§ GOAL OF THE EXERCISE
How many lines of the listing below contain the string "HOME"? Reply with the number alone.

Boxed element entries
......

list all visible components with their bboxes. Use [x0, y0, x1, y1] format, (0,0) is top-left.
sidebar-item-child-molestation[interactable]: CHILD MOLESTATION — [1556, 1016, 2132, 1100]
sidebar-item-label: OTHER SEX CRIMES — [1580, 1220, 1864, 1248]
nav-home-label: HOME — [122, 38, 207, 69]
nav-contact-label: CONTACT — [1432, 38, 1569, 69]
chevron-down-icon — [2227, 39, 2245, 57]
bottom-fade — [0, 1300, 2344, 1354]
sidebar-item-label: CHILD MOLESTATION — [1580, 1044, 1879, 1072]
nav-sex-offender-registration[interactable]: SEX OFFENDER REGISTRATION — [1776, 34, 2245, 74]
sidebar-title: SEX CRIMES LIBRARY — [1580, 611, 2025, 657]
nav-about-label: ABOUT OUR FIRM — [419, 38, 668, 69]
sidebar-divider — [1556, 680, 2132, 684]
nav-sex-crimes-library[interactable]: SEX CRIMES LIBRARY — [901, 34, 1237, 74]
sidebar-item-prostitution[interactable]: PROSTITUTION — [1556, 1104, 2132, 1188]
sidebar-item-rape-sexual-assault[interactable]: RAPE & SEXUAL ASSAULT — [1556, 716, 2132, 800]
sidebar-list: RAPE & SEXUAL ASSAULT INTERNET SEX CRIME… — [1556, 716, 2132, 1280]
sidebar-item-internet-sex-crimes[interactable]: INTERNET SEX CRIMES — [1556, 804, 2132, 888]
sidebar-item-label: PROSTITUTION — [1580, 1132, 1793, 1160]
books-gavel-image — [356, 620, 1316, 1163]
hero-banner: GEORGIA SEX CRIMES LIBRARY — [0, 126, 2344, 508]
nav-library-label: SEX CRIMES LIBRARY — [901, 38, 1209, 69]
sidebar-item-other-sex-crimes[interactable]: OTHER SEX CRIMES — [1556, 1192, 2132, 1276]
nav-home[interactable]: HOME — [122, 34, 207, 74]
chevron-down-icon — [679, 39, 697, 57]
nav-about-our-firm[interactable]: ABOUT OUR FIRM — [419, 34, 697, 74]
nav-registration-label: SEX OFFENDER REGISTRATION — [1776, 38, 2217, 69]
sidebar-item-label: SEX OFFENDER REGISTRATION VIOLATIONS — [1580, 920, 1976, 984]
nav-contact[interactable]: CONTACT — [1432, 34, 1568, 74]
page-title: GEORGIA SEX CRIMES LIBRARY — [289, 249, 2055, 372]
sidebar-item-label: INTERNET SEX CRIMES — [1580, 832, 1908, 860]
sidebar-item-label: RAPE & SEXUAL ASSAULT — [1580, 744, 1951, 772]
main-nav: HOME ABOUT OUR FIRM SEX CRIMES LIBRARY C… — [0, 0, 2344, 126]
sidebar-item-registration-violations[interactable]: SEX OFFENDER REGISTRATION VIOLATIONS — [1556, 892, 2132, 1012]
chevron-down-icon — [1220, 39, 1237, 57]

......

§ TASK RESULT
3